Industrial licensing was abolished in all areas except about one and a-half dozen industries; thus nearly 80 per cent of the industry was relieved of the licensing framework.
The new policy catered for the greater disinvestment of government holdings of equity share capital of the public sector enterprises.
Areas earlier exclusively reserved for the public sector were pruned down and doors were opened for the participation of the private sector in the core and basic industries. The new policy retained only few areas such as railways, atomic energy, space etc from in the public sector domain that involved security and strategic concern.
While encouraging the private sector, the public sector too was granted greater autonomy and professional management with an objective to enhance competitiveness and profits. This was done by signing individual MOUs (Memorandum of Understanding) between the relevant Ministry and enterprise.
Foreign Direct Investment: In the past, the country had a closed economy with a rather faulty socialist agenda. Among other measures, the government also took several steps to attract foreign investment in India for the first time. The government notified a specified list of high technology and high-investment priority industries wherein foreign direct investment (FDI) was permitted up to 51 per cent foreign equity. This limit was progressively increased to 100 per cent for many industries in the following years.

Data section =
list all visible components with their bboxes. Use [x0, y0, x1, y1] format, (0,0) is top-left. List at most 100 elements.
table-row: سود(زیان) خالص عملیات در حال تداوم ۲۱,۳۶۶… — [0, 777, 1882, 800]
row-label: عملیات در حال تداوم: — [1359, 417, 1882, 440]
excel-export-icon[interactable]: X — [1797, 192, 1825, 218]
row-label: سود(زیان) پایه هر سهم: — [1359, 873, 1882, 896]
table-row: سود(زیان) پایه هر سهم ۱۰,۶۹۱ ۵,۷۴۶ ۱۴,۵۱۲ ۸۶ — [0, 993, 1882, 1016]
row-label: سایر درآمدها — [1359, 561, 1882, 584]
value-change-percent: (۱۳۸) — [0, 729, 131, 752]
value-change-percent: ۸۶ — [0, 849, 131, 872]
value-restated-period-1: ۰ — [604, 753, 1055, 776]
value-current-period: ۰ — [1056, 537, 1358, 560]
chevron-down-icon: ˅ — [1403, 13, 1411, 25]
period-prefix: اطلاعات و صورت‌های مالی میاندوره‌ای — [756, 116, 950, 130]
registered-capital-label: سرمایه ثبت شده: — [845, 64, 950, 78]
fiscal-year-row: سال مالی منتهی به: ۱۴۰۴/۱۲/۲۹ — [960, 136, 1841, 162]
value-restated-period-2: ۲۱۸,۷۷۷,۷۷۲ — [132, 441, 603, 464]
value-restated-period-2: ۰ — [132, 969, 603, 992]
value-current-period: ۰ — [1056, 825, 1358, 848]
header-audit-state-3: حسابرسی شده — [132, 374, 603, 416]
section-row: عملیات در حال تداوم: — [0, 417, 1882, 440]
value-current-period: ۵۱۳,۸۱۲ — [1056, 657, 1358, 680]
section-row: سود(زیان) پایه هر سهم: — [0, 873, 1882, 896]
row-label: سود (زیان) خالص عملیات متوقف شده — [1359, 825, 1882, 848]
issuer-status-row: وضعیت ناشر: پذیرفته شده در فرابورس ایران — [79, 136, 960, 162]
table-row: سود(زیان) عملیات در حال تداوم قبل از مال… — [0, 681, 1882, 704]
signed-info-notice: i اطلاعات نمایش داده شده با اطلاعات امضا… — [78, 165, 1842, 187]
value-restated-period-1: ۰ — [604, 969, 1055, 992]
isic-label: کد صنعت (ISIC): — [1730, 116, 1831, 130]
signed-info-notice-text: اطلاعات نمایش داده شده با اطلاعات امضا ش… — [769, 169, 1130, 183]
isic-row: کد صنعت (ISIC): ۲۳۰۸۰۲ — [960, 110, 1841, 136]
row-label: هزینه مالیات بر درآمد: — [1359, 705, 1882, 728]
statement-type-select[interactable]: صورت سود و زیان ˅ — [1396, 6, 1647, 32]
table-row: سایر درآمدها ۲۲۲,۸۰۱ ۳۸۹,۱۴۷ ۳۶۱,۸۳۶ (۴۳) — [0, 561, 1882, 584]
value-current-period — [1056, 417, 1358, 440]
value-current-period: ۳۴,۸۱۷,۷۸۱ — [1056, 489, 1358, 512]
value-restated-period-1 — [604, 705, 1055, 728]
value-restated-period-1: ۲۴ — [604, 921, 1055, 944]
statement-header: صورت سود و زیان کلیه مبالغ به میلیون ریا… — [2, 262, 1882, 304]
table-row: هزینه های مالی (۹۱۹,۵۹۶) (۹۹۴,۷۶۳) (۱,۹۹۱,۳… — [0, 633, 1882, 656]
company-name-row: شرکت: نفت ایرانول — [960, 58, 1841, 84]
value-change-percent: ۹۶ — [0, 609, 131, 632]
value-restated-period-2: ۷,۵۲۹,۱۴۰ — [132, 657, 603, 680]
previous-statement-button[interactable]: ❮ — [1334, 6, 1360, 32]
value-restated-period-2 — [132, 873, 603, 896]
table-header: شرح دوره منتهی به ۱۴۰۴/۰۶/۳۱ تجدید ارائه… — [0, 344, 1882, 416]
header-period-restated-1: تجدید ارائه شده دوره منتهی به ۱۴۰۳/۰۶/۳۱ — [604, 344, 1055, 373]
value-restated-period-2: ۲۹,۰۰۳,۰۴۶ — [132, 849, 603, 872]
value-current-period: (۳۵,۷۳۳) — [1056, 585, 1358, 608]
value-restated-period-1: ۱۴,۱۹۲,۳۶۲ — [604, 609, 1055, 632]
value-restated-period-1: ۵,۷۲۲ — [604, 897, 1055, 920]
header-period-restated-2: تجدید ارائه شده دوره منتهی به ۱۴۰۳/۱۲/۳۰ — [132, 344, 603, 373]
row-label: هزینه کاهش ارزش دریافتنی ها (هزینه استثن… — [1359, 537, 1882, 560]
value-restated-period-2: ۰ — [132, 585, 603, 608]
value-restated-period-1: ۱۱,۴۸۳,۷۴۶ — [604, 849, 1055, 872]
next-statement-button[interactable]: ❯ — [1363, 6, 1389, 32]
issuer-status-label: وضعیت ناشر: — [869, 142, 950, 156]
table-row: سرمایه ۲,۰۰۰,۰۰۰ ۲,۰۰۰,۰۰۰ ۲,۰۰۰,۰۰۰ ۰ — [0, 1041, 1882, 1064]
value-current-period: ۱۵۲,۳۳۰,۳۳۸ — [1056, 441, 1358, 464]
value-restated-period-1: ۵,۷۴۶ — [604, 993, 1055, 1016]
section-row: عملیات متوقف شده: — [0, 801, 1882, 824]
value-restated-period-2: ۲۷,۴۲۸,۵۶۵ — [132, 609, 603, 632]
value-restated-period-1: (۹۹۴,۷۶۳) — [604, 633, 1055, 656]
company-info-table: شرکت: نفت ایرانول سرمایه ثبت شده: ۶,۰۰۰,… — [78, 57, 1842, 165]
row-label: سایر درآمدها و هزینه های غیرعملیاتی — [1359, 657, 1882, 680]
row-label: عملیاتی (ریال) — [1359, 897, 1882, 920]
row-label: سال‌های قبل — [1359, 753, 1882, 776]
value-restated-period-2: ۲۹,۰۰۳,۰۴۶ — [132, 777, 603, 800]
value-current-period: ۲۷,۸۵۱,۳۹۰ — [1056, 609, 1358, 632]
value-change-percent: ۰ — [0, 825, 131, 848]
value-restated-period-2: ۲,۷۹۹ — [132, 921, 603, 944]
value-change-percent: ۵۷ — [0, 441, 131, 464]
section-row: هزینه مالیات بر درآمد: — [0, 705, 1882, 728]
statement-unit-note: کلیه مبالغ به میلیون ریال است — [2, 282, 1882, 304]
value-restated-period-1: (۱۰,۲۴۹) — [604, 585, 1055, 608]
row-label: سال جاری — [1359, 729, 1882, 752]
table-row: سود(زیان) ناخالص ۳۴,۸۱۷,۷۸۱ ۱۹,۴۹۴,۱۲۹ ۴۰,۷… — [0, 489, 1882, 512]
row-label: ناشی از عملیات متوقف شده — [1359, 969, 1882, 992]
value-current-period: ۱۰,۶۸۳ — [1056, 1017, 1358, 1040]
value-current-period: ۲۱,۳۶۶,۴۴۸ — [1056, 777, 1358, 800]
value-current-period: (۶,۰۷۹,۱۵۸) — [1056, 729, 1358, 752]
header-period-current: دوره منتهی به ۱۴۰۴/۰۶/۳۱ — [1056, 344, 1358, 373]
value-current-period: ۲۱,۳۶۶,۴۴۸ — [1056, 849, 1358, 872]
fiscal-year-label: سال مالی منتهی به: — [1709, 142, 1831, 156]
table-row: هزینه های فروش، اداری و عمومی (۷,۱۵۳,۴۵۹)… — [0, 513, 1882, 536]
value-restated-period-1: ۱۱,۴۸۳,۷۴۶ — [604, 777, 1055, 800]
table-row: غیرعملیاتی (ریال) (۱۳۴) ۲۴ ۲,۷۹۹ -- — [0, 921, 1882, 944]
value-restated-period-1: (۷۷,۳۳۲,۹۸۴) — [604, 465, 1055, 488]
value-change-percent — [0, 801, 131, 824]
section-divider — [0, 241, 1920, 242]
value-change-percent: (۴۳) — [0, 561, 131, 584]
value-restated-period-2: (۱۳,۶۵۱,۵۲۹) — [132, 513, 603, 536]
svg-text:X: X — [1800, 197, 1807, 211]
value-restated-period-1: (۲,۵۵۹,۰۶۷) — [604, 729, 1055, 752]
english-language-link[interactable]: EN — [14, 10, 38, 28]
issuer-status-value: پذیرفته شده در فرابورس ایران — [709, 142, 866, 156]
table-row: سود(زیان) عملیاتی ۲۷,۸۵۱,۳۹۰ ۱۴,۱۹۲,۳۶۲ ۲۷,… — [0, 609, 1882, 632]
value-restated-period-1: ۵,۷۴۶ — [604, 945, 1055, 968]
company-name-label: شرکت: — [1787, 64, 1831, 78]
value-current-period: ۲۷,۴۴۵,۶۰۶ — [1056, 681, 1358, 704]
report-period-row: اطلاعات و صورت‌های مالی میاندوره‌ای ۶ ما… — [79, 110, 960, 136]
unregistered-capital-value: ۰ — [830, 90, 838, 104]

What is required =
Extend the passage about India's new industrial policy, beginning right after its last sentence on foreign equity limits.

Answer for the task =
To facilitate the process, the Foreign Investment Promotion Board (FIPB) had been set up to negotiate with international firms and approve FDI up to a specified limit in select areas. Many new industries have been added to this list over the years. Besides, necessary measures were also taken to promote foreign institutional investment (FII) in India.
Trade Policy Reforms: Several trade policy reforms were introduced with a focus on encouraging exports. Due importance was attached to the greater openness and transparency in procedures. Hence, the policy package was essentially an outward-oriented one. New initiatives inter alia included creating favourable environment for trade, needful impetus to export, reduction in the regulatory and licencing requirements of the foreign trade. The more important features of the new trade policy were as under:
Imports in India were regulated through a positive list of freely importable items till 1991. For the ease of trade, this was switched over to a limited negative list of items for import from April 1992. This paved way for free import of all intermediate and capital goods except few items in the restrictive negative list.
The new Trade Policy allowed the export and trading houses to import a wide range of items. With a view to promoting exports, the government granted permission up to 51 per cent foreign equity for the setting of trading houses.
The Chelliah Committee Report had recommended drastic reduction in import duties, say a peak rate of 50 per cent. The government took steps to gradually reduce such tariffs. In the very first federal budget of 1991-92, the government had reduced peak rate of the import duty from over 300 per cent to 150 per cent, and the tariffs were further eased out in the ensuing years.
Exchange Rate Policy Rationalisation: With a view to bridge the gap between the prevailing real and the nominal exchange rates on account of the inflation and other factors, the commensurate devaluation of the Indian Rupee currency was carried out to make exports more competitive and improve the balance of payments position.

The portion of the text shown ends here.